(Problem to solve): Where a line holds the string "imagen", return that line.
>> Start
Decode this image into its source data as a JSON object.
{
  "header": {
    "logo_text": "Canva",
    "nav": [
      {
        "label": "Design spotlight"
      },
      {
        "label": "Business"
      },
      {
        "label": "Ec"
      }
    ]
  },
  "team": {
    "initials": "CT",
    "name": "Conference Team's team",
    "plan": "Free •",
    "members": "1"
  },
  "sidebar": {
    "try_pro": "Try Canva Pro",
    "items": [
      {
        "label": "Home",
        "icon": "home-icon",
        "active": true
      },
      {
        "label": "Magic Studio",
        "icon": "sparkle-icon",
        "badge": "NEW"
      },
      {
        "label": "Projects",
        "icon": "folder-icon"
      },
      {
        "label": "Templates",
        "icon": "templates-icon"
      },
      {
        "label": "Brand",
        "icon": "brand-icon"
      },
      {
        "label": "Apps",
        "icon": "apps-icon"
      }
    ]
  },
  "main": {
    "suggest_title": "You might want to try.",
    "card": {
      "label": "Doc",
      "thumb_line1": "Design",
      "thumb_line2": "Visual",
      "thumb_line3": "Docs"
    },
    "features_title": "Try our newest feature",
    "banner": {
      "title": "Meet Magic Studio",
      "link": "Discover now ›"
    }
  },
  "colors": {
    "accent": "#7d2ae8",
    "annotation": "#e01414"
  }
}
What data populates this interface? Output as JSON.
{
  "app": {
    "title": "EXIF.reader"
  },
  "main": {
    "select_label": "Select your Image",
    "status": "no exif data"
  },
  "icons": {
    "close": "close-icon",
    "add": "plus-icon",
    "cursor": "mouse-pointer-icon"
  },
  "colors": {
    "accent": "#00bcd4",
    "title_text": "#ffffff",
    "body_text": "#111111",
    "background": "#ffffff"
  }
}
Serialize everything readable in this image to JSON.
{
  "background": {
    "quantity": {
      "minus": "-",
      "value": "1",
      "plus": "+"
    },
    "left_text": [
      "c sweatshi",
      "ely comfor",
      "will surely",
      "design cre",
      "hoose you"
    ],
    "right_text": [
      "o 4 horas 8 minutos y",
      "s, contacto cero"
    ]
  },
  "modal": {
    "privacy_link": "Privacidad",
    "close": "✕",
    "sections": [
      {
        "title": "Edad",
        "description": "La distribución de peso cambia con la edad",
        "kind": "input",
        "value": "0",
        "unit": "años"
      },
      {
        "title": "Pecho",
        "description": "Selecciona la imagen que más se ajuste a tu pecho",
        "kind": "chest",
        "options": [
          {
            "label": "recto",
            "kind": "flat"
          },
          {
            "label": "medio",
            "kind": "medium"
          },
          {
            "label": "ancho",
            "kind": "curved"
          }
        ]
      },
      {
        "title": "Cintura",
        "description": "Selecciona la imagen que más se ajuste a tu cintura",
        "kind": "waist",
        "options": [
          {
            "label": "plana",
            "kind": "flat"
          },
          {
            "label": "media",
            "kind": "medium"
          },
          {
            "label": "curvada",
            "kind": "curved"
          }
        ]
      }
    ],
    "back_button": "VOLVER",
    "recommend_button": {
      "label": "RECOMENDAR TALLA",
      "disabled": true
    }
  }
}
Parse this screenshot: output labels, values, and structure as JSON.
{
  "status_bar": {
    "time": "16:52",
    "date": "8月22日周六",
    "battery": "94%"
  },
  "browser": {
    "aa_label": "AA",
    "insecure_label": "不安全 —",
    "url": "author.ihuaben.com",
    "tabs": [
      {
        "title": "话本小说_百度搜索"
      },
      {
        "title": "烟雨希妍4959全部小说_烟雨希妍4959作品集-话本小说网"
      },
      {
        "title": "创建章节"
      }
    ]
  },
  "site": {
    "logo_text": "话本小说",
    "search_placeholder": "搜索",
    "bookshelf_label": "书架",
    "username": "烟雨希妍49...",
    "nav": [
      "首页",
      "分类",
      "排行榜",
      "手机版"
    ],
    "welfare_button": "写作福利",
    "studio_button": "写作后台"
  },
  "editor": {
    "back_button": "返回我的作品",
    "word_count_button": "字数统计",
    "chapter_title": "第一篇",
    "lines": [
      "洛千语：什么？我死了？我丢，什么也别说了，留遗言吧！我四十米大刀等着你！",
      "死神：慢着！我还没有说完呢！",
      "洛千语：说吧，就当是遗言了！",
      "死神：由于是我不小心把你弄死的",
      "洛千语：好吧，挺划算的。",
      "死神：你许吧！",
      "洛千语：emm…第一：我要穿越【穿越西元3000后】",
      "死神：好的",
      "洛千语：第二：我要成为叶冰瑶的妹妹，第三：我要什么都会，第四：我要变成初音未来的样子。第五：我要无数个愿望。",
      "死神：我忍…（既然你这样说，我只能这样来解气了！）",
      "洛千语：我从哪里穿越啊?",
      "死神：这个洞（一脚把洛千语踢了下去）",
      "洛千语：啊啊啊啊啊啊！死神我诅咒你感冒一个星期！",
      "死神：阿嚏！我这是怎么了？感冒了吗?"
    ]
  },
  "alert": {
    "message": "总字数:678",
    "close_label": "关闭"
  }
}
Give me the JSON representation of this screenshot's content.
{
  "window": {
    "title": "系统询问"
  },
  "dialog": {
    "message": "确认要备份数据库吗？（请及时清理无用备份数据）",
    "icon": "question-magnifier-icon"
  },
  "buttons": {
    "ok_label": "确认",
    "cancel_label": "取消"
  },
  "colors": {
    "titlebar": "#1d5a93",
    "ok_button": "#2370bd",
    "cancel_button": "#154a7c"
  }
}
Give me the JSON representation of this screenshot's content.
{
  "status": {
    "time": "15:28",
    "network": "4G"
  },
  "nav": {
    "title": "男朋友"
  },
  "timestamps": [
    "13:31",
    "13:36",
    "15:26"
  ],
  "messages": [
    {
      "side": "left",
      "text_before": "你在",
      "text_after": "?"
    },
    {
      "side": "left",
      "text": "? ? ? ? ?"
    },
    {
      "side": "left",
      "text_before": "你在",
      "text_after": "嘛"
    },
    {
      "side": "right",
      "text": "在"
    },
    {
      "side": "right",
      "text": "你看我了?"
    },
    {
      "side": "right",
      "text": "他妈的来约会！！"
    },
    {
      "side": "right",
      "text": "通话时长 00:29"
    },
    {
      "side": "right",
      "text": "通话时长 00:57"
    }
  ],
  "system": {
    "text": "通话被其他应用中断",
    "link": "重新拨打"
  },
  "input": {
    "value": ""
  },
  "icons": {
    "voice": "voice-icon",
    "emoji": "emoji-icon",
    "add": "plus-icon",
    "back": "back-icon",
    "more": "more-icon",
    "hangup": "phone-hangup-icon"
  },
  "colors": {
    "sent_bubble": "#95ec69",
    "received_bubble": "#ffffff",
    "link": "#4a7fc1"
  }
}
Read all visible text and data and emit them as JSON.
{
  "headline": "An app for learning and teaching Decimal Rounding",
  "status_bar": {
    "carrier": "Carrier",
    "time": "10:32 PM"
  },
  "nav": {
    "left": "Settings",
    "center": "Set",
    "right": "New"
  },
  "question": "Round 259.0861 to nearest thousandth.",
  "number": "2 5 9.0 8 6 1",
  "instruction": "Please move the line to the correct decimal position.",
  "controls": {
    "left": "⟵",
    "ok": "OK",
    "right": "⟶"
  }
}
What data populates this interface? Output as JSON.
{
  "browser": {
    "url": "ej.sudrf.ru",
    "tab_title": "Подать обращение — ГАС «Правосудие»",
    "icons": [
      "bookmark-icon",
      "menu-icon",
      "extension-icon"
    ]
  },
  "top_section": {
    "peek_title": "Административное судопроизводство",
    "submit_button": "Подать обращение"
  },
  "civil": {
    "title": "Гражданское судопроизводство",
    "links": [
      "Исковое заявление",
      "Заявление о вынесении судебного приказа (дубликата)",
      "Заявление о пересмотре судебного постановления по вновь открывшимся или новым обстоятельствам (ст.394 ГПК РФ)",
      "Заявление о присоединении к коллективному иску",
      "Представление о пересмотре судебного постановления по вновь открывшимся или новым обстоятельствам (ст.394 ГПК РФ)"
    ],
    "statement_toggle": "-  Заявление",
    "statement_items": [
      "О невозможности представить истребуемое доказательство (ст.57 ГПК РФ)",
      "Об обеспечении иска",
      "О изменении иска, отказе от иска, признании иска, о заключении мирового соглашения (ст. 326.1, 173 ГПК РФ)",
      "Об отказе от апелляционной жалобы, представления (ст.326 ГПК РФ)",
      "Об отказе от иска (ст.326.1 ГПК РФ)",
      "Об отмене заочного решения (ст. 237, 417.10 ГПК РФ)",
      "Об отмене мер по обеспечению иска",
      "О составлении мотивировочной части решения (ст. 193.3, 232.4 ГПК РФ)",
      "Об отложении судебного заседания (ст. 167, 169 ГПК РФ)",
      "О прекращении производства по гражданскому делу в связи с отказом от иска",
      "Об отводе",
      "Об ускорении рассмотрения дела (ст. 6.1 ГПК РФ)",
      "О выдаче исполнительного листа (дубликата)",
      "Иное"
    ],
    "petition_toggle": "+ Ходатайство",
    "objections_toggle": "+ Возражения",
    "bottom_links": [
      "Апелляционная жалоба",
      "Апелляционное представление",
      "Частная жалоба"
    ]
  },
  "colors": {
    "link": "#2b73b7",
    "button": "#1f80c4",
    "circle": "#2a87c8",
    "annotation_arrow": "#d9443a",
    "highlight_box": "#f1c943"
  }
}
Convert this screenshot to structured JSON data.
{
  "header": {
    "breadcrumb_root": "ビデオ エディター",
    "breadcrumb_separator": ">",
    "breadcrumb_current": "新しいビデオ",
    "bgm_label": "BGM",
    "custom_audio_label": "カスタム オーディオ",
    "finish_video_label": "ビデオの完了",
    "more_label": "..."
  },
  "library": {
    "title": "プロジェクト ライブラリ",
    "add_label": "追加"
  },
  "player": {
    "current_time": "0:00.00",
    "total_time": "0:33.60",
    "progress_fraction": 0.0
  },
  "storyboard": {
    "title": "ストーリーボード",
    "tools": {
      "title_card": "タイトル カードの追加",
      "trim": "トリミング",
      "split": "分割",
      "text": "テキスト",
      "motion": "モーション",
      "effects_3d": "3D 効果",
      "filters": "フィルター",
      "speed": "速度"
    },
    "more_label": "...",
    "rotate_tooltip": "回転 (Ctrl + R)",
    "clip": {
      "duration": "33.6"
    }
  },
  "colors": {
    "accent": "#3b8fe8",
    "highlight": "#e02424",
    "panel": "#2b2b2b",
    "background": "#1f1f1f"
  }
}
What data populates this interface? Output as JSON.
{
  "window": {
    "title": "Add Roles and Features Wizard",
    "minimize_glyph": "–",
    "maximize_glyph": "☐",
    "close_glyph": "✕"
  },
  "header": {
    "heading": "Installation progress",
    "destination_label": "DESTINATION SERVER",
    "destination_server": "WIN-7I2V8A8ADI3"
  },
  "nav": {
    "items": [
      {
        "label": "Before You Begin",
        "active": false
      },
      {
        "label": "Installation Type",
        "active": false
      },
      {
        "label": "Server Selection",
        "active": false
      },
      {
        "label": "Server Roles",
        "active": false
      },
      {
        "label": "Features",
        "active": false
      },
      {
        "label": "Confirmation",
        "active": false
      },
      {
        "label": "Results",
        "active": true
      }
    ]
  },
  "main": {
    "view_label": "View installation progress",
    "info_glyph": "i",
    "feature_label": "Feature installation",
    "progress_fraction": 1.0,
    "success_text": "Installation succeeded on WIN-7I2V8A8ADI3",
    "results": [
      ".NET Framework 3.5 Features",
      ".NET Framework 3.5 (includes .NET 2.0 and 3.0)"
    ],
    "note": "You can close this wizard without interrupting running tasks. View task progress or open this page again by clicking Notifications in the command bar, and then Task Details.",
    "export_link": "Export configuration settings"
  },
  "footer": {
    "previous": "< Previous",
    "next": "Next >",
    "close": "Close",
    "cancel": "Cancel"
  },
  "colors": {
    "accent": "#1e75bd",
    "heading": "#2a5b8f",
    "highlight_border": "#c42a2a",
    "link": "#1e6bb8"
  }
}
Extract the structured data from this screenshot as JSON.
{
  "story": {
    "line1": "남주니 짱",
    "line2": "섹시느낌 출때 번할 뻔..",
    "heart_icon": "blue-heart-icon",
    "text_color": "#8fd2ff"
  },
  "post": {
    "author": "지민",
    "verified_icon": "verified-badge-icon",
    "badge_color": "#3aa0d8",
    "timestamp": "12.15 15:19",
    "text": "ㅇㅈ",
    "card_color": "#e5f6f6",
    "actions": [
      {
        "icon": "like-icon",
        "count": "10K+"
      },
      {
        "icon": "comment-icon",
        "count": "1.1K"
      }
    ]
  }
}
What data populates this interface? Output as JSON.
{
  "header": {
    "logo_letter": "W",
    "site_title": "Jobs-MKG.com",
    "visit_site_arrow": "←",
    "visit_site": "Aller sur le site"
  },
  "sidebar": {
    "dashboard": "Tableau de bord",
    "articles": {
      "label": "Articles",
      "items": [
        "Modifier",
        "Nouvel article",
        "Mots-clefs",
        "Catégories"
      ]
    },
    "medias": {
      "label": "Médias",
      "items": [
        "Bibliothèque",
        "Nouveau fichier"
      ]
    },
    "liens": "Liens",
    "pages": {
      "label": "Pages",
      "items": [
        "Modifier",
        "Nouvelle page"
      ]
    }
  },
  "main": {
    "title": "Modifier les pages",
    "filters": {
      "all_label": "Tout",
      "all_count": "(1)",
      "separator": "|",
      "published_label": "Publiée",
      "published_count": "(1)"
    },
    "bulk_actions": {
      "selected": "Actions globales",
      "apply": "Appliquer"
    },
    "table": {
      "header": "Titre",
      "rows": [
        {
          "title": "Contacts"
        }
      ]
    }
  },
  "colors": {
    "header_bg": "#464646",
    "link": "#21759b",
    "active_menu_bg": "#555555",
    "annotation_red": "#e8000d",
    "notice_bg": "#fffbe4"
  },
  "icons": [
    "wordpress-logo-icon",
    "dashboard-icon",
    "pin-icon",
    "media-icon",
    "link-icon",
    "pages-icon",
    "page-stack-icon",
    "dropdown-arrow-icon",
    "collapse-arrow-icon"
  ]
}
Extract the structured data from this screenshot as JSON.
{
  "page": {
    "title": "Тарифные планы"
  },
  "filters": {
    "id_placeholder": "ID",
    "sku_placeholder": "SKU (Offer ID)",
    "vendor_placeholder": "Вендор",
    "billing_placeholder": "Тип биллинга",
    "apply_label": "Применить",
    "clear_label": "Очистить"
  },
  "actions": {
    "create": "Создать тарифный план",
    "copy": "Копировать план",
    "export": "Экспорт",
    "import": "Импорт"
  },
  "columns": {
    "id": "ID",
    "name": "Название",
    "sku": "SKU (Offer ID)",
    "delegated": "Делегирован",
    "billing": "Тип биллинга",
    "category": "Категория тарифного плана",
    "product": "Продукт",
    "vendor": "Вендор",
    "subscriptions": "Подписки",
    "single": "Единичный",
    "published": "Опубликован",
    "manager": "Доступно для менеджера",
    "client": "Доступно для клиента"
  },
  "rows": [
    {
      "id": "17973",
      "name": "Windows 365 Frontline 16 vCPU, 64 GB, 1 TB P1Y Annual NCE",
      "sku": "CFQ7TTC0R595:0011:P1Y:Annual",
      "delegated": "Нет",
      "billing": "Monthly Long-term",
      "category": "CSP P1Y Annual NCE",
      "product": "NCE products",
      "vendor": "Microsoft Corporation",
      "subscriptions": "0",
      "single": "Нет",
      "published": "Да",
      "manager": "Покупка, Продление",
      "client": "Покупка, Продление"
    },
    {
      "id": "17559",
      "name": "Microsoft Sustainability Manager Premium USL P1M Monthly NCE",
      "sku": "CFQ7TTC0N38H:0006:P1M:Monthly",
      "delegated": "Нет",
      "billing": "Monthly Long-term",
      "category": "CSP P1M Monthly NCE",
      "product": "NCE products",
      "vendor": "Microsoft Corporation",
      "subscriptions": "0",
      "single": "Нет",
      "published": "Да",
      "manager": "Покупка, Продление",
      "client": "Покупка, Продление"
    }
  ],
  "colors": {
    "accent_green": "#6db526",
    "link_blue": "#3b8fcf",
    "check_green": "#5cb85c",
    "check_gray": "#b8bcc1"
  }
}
>> End
(Reply):
        "description": "Selecciona la imagen que más se ajuste a tu pecho",
        "description": "Selecciona la imagen que más se ajuste a tu cintura",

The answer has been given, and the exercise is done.